● Activity: Print the data once more, exactly as given. Drop the pictures.
*** Dataset ***
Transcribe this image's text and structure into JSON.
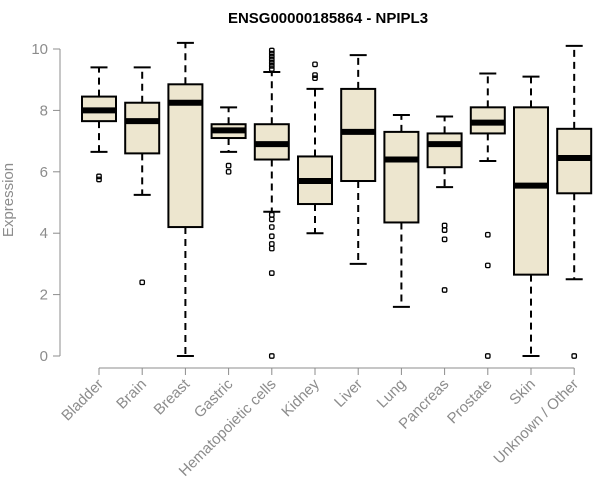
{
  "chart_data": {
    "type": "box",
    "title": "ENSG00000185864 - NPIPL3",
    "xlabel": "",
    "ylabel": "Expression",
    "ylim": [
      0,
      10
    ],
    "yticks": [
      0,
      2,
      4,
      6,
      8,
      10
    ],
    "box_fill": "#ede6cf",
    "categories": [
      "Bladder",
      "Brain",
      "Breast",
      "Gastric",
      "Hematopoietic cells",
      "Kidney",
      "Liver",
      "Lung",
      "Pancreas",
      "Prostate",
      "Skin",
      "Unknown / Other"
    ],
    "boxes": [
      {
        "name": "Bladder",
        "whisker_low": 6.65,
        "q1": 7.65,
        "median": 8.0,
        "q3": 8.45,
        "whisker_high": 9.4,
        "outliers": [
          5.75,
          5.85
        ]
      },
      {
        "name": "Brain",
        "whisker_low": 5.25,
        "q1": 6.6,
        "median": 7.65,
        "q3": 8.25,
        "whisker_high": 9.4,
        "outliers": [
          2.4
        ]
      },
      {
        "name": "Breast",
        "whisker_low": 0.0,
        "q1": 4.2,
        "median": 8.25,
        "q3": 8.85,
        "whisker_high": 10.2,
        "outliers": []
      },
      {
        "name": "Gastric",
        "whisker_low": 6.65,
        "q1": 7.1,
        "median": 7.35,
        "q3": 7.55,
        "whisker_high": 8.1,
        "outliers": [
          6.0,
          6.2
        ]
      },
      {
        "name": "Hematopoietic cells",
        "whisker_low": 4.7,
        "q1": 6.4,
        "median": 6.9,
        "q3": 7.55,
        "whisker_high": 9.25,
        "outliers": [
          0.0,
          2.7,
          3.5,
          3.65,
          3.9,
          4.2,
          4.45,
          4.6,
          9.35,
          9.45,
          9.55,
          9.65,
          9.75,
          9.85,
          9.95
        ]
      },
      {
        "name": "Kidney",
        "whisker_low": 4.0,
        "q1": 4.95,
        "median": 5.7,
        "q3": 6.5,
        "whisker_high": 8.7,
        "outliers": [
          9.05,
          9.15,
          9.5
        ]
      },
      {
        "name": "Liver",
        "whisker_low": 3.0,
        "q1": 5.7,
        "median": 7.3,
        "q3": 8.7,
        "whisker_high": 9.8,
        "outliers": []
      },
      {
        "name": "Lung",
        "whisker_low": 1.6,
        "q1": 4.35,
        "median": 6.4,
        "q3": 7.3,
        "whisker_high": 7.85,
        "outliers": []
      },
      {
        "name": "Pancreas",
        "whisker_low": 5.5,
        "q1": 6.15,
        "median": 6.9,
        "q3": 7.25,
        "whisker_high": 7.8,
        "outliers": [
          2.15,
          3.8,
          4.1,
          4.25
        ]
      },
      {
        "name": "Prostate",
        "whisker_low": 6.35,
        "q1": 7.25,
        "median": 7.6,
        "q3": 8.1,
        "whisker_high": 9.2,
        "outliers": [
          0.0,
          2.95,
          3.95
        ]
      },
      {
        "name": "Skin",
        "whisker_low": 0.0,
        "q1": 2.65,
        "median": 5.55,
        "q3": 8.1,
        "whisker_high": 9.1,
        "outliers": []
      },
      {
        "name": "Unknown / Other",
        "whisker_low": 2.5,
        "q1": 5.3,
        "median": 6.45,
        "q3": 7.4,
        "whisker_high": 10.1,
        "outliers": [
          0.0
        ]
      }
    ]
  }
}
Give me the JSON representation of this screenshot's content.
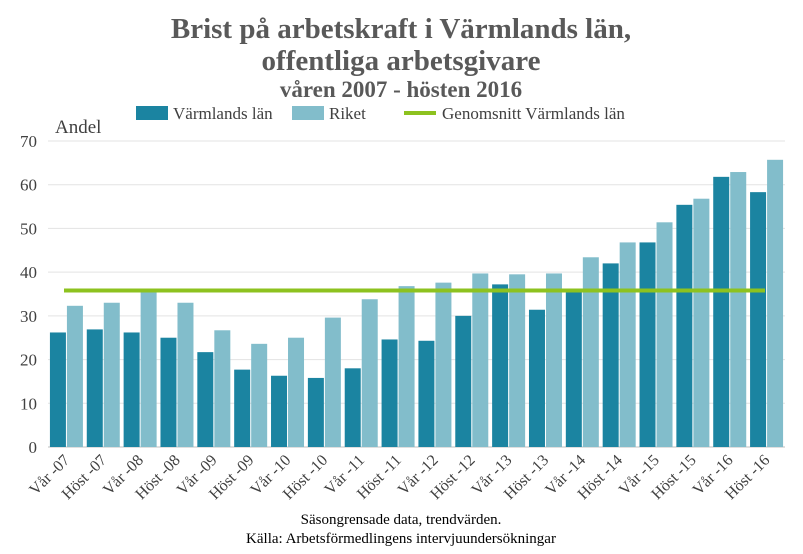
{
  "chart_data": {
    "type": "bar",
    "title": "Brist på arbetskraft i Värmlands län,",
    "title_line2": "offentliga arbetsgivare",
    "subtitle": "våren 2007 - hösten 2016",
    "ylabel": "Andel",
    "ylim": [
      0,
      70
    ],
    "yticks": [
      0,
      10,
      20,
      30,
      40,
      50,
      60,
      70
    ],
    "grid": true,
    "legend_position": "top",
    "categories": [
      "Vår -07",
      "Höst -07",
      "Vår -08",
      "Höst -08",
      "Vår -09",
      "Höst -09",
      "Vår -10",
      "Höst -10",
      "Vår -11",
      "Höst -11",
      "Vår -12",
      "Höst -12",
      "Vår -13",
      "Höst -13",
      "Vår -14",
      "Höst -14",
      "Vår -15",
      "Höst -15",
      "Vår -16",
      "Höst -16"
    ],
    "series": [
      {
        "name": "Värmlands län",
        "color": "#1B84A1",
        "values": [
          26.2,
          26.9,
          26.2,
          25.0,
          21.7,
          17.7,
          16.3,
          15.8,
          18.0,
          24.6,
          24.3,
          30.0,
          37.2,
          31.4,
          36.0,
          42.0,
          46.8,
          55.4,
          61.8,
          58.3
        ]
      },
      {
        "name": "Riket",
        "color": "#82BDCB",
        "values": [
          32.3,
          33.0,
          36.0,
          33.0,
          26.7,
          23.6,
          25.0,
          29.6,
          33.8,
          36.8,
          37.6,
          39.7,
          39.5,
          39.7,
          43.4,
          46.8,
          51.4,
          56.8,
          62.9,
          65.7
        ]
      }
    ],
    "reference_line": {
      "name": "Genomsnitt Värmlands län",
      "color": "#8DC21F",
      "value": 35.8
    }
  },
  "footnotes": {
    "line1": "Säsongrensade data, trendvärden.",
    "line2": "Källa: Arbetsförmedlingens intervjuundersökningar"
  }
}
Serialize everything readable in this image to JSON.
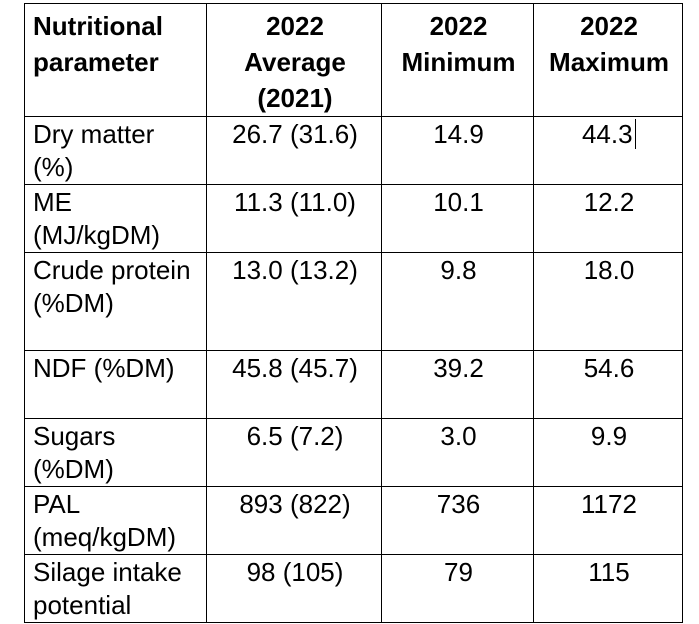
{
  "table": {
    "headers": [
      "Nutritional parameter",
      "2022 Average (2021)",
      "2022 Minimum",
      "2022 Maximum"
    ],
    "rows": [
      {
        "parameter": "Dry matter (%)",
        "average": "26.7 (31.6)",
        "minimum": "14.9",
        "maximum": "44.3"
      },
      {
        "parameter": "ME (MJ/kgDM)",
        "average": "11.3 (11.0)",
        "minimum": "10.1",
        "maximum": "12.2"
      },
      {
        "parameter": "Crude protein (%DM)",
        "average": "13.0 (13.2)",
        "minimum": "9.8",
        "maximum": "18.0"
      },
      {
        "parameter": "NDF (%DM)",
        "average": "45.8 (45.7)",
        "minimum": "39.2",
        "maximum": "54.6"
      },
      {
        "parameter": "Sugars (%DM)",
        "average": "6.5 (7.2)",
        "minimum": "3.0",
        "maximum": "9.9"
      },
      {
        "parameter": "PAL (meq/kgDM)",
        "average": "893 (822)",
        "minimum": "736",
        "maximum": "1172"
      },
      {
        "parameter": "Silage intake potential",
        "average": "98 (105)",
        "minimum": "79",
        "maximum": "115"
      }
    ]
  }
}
*** End of Dataset ***
● Solved exercise:
Transcribe this image's text and structure into JSON.
{
  "chart_data": {
    "type": "box",
    "title": "ENSG00000185864 - NPIPL3",
    "xlabel": "",
    "ylabel": "Expression",
    "ylim": [
      0,
      10
    ],
    "yticks": [
      0,
      2,
      4,
      6,
      8,
      10
    ],
    "box_fill": "#ede6cf",
    "categories": [
      "Bladder",
      "Brain",
      "Breast",
      "Gastric",
      "Hematopoietic cells",
      "Kidney",
      "Liver",
      "Lung",
      "Pancreas",
      "Prostate",
      "Skin",
      "Unknown / Other"
    ],
    "boxes": [
      {
        "name": "Bladder",
        "whisker_low": 6.65,
        "q1": 7.65,
        "median": 8.0,
        "q3": 8.45,
        "whisker_high": 9.4,
        "outliers": [
          5.75,
          5.85
        ]
      },
      {
        "name": "Brain",
        "whisker_low": 5.25,
        "q1": 6.6,
        "median": 7.65,
        "q3": 8.25,
        "whisker_high": 9.4,
        "outliers": [
          2.4
        ]
      },
      {
        "name": "Breast",
        "whisker_low": 0.0,
        "q1": 4.2,
        "median": 8.25,
        "q3": 8.85,
        "whisker_high": 10.2,
        "outliers": []
      },
      {
        "name": "Gastric",
        "whisker_low": 6.65,
        "q1": 7.1,
        "median": 7.35,
        "q3": 7.55,
        "whisker_high": 8.1,
        "outliers": [
          6.0,
          6.2
        ]
      },
      {
        "name": "Hematopoietic cells",
        "whisker_low": 4.7,
        "q1": 6.4,
        "median": 6.9,
        "q3": 7.55,
        "whisker_high": 9.25,
        "outliers": [
          0.0,
          2.7,
          3.5,
          3.65,
          3.9,
          4.2,
          4.45,
          4.6,
          9.35,
          9.45,
          9.55,
          9.65,
          9.75,
          9.85,
          9.95
        ]
      },
      {
        "name": "Kidney",
        "whisker_low": 4.0,
        "q1": 4.95,
        "median": 5.7,
        "q3": 6.5,
        "whisker_high": 8.7,
        "outliers": [
          9.05,
          9.15,
          9.5
        ]
      },
      {
        "name": "Liver",
        "whisker_low": 3.0,
        "q1": 5.7,
        "median": 7.3,
        "q3": 8.7,
        "whisker_high": 9.8,
        "outliers": []
      },
      {
        "name": "Lung",
        "whisker_low": 1.6,
        "q1": 4.35,
        "median": 6.4,
        "q3": 7.3,
        "whisker_high": 7.85,
        "outliers": []
      },
      {
        "name": "Pancreas",
        "whisker_low": 5.5,
        "q1": 6.15,
        "median": 6.9,
        "q3": 7.25,
        "whisker_high": 7.8,
        "outliers": [
          2.15,
          3.8,
          4.1,
          4.25
        ]
      },
      {
        "name": "Prostate",
        "whisker_low": 6.35,
        "q1": 7.25,
        "median": 7.6,
        "q3": 8.1,
        "whisker_high": 9.2,
        "outliers": [
          0.0,
          2.95,
          3.95
        ]
      },
      {
        "name": "Skin",
        "whisker_low": 0.0,
        "q1": 2.65,
        "median": 5.55,
        "q3": 8.1,
        "whisker_high": 9.1,
        "outliers": []
      },
      {
        "name": "Unknown / Other",
        "whisker_low": 2.5,
        "q1": 5.3,
        "median": 6.45,
        "q3": 7.4,
        "whisker_high": 10.1,
        "outliers": [
          0.0
        ]
      }
    ]
  }
}
Give me the JSON representation of this screenshot's content.
{
  "chart_data": {
    "type": "bar",
    "title": "Brist på arbetskraft i Värmlands län,",
    "title_line2": "offentliga arbetsgivare",
    "subtitle": "våren 2007 - hösten 2016",
    "ylabel": "Andel",
    "ylim": [
      0,
      70
    ],
    "yticks": [
      0,
      10,
      20,
      30,
      40,
      50,
      60,
      70
    ],
    "grid": true,
    "legend_position": "top",
    "categories": [
      "Vår -07",
      "Höst -07",
      "Vår -08",
      "Höst -08",
      "Vår -09",
      "Höst -09",
      "Vår -10",
      "Höst -10",
      "Vår -11",
      "Höst -11",
      "Vår -12",
      "Höst -12",
      "Vår -13",
      "Höst -13",
      "Vår -14",
      "Höst -14",
      "Vår -15",
      "Höst -15",
      "Vår -16",
      "Höst -16"
    ],
    "series": [
      {
        "name": "Värmlands län",
        "color": "#1B84A1",
        "values": [
          26.2,
          26.9,
          26.2,
          25.0,
          21.7,
          17.7,
          16.3,
          15.8,
          18.0,
          24.6,
          24.3,
          30.0,
          37.2,
          31.4,
          36.0,
          42.0,
          46.8,
          55.4,
          61.8,
          58.3
        ]
      },
      {
        "name": "Riket",
        "color": "#82BDCB",
        "values": [
          32.3,
          33.0,
          36.0,
          33.0,
          26.7,
          23.6,
          25.0,
          29.6,
          33.8,
          36.8,
          37.6,
          39.7,
          39.5,
          39.7,
          43.4,
          46.8,
          51.4,
          56.8,
          62.9,
          65.7
        ]
      }
    ],
    "reference_line": {
      "name": "Genomsnitt Värmlands län",
      "color": "#8DC21F",
      "value": 35.8
    }
  },
  "footnotes": {
    "line1": "Säsongrensade data, trendvärden.",
    "line2": "Källa: Arbetsförmedlingens intervjuundersökningar"
  }
}
Serialize everything readable in this image to JSON.
{
  "table": {
    "headers": [
      "Nutritional parameter",
      "2022 Average (2021)",
      "2022 Minimum",
      "2022 Maximum"
    ],
    "rows": [
      {
        "parameter": "Dry matter (%)",
        "average": "26.7 (31.6)",
        "minimum": "14.9",
        "maximum": "44.3"
      },
      {
        "parameter": "ME (MJ/kgDM)",
        "average": "11.3 (11.0)",
        "minimum": "10.1",
        "maximum": "12.2"
      },
      {
        "parameter": "Crude protein (%DM)",
        "average": "13.0 (13.2)",
        "minimum": "9.8",
        "maximum": "18.0"
      },
      {
        "parameter": "NDF (%DM)",
        "average": "45.8 (45.7)",
        "minimum": "39.2",
        "maximum": "54.6"
      },
      {
        "parameter": "Sugars (%DM)",
        "average": "6.5 (7.2)",
        "minimum": "3.0",
        "maximum": "9.9"
      },
      {
        "parameter": "PAL (meq/kgDM)",
        "average": "893 (822)",
        "minimum": "736",
        "maximum": "1172"
      },
      {
        "parameter": "Silage intake potential",
        "average": "98 (105)",
        "minimum": "79",
        "maximum": "115"
      }
    ]
  }
}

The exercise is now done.